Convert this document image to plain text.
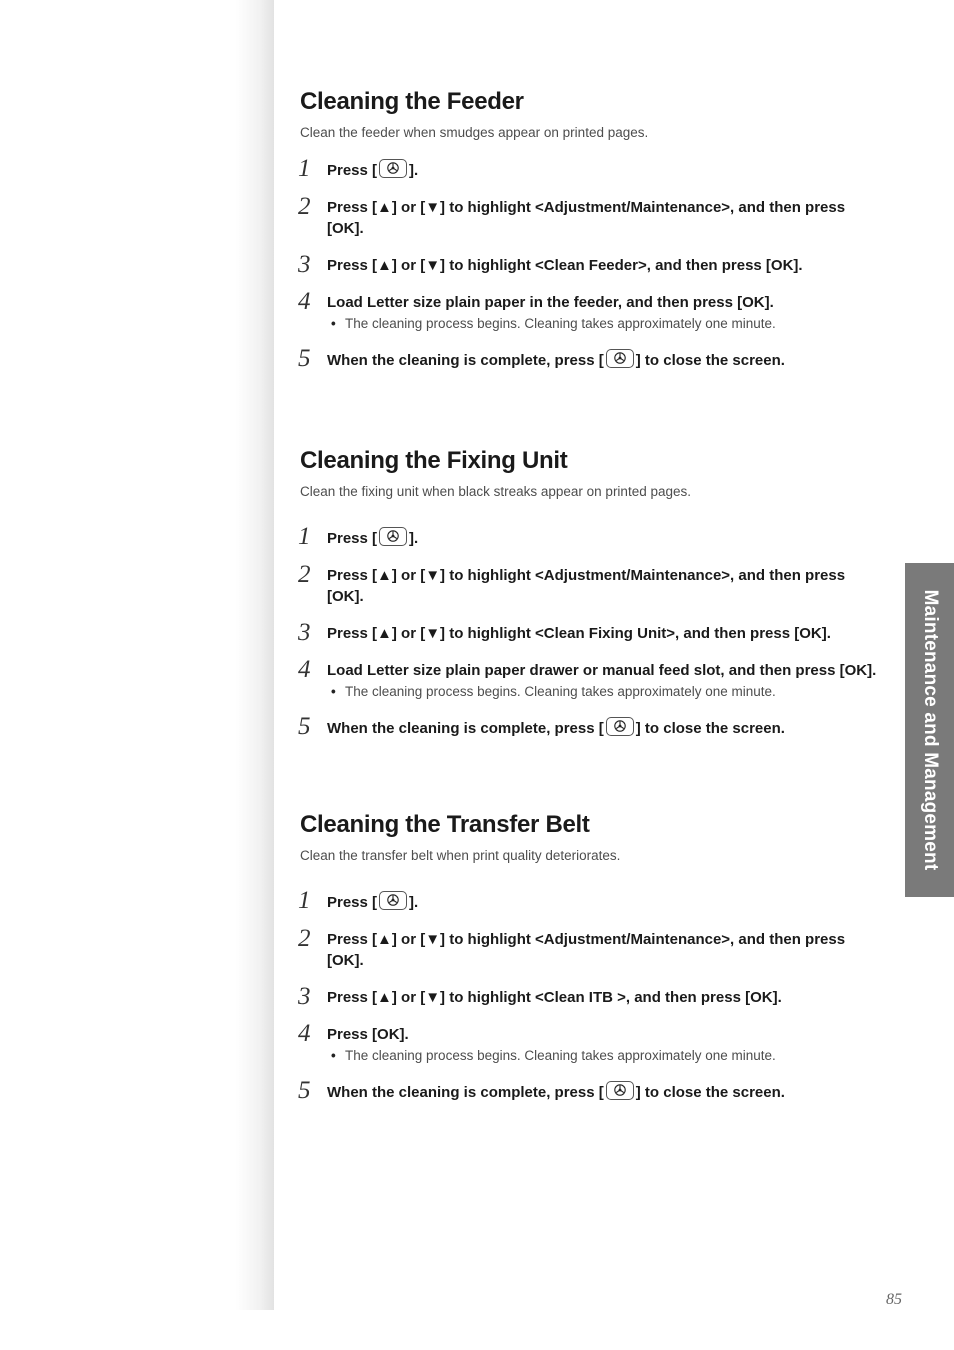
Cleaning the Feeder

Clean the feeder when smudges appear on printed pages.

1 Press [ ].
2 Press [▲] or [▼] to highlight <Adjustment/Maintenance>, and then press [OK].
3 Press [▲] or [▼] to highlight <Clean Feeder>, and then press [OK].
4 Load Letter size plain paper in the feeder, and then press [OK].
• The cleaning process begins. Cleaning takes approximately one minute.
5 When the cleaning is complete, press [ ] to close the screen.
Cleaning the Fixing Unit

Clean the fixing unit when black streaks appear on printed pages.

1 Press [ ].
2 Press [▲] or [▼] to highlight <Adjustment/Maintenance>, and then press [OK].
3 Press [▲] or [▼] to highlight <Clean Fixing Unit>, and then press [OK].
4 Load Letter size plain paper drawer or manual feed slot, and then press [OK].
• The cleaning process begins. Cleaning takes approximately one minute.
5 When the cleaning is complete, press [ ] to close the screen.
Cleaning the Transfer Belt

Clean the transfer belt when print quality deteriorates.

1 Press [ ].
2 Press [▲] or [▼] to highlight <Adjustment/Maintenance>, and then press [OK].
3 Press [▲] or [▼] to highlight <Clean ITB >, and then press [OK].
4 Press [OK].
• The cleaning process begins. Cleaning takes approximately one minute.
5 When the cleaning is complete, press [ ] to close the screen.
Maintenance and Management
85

:: Directions ::
Pictures are excluded; copy every other part of the records exactly.

:: Output of the task ::
Convert this document image to plain text.
Cleaning the Feeder

Clean the feeder when smudges appear on printed pages.

1 Press [ ].
2 Press [▲] or [▼] to highlight <Adjustment/Maintenance>, and then press [OK].
3 Press [▲] or [▼] to highlight <Clean Feeder>, and then press [OK].
4 Load Letter size plain paper in the feeder, and then press [OK].
• The cleaning process begins. Cleaning takes approximately one minute.
5 When the cleaning is complete, press [ ] to close the screen.
Cleaning the Fixing Unit

Clean the fixing unit when black streaks appear on printed pages.

1 Press [ ].
2 Press [▲] or [▼] to highlight <Adjustment/Maintenance>, and then press [OK].
3 Press [▲] or [▼] to highlight <Clean Fixing Unit>, and then press [OK].
4 Load Letter size plain paper drawer or manual feed slot, and then press [OK].
• The cleaning process begins. Cleaning takes approximately one minute.
5 When the cleaning is complete, press [ ] to close the screen.
Cleaning the Transfer Belt

Clean the transfer belt when print quality deteriorates.

1 Press [ ].
2 Press [▲] or [▼] to highlight <Adjustment/Maintenance>, and then press [OK].
3 Press [▲] or [▼] to highlight <Clean ITB >, and then press [OK].
4 Press [OK].
• The cleaning process begins. Cleaning takes approximately one minute.
5 When the cleaning is complete, press [ ] to close the screen.
Maintenance and Management
85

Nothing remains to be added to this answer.